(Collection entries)
┏━━

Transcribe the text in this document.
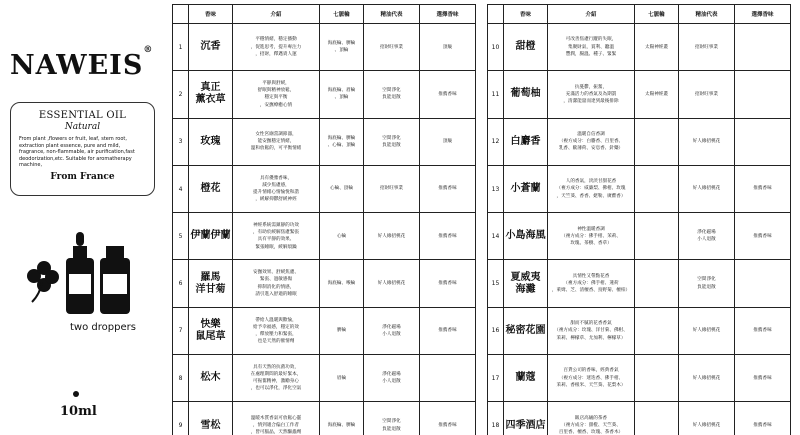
NAWEIS®
ESSENTIAL OIL
Natural
From plant ,flowers or fruit, leaf, stem root, extraction plant essence, pure and mild, fragrance, non-flammable, air purification,fast deodorization,etc. Suitable for aromatherapy machine,
From France
two droppers
10ml
	香味	介紹	七脈輪	精油代表	選擇香味
1	沉香	平穩情緒，穩定播動
，促進思考，提升專注力
，招財，釋邁貴人運	海底輪、臍輪
、頂輪	招財旺事業	頂級
2	真正
薰衣草	平靜與舒緩，
舒眠與精神放鬆，
穩定與平衡
，安撫療癒心情	海底輪、眉輪
、頂輪	空間淨化
負能退散	推薦香味
3	玫瑰	女性宮廟當調節器，
能安撫穩定情緒，
溫和放鬆的，可平衡情緒	海底輪、臍輪
、心輪、頂輪	空間淨化
負能退散	頂級
4	橙花	具有優雅香味，
減少焦慮感，
提升情緒心情愉悅和諧
，緩解抑鬱舒緩神經	心輪、頂輪	招財旺事業	推薦香味
5	伊蘭伊蘭	神經系統需鎮靜的功效
，有助於緩解焦慮緊張
具有平靜的效果、
緊張睡眠，緩解煩躁	心輪	好人緣招桃花	推薦香味
6	羅馬
洋甘菊	安撫效果、舒緩焦慮、
緊張、過敏感傷
抑制消化的情感，
請引進入舒適的睡眠	海底輪、喉輪	好人緣招桃花	推薦香味
7	快樂
鼠尾草	帶給人溫暖與歡愉，
給予幸福感，穩定的效
，釋放壓力和緊張，
也是天然的催情劑	臍輪	淨化磁場
小人退散	推薦香味
8	松木	具有天然的抗菌功效，
在處理期間的最好緊本，
可振奮精神，激勵身心
，也可以淨化，淨化空氣	眉輪	淨化磁場
小人退散	
9	雪松	溫暖木質香氣可放鬆心靈
，情到適合偏白工作者
，皆可腦晶，天然驅蟲劑	海底輪、臍輪	空間淨化
負能退散	推薦香味
	香味	介紹	七脈輪	精油代表	選擇香味
10	甜橙	可改善焦慮行蹤的失眠，
集聚財氣，賞利、聽溫
豐潤，腸溫、種子、緊緊	太陽神經叢	招財旺事業	
11	葡萄柚	抗憂鬱，振奮，
充滿活力的香氣及為期謂
，清潔能量而達到最後排除	太陽神經叢	招財旺事業	
12	白麝香	溫暖自信香調
（複方成分：白麝香、百里香、
乳香、歐薄荷、安息香、針藥）		好人緣招桃花	
13	小蒼蘭	人的香氣，淡淡甘甜花香
（複方成分：威廉梨、佛柑、玫瑰
，天竺葵、香香、姥勒、廣藿香）		好人緣招桃花	推薦香味
14	小島海風	神性溫暖香調
（複方成分：佛手柑、茉莉、
玫瑰、茶樹、香草）		淨化磁場
小人退散	推薦香味
15	夏威夷
海灘	具情性又帶點花香
（複方成分：佛手柑、蓮荷
，萊姆、芝、清檀香、鳥野菊、檀柏）		空間淨化
負能退散	
16	秘密花園	甜而不膩的花香香氣
（複方成分：玫瑰、洋甘菊、佛柑、
茉莉、檸檬草、尤加利、檸檬草）		好人緣招桃花	推薦香味
17	蘭蔻	百貨公司的香味，經典香氣
（複方成分：迷迭香、佛手柑、
茉莉、香根米、天竺葵、花梨木）		好人緣招桃花	推薦香味
18	四季酒店	飯店高級的茶香
（複方成分：甜橙、天竺葵、
百里香、檀香、玫瑰、茶香木）		好人緣招桃花	推薦香味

┗━━

Pull out every line above that holds the word "好人緣招桃花".

SOLUTION TO THIS PROBLEM:
緊張睡眠，緩解煩躁	心輪	好人緣招桃花	推薦香味
請引進入舒適的睡眠	海底輪、喉輪	好人緣招桃花	推薦香味
乳香、歐薄荷、安息香、針藥）		好人緣招桃花	
，天竺葵、香香、姥勒、廣藿香）		好人緣招桃花	推薦香味
茉莉、檸檬草、尤加利、檸檬草）		好人緣招桃花	推薦香味
茉莉、香根米、天竺葵、花梨木）		好人緣招桃花	推薦香味
百里香、檀香、玫瑰、茶香木）		好人緣招桃花	推薦香味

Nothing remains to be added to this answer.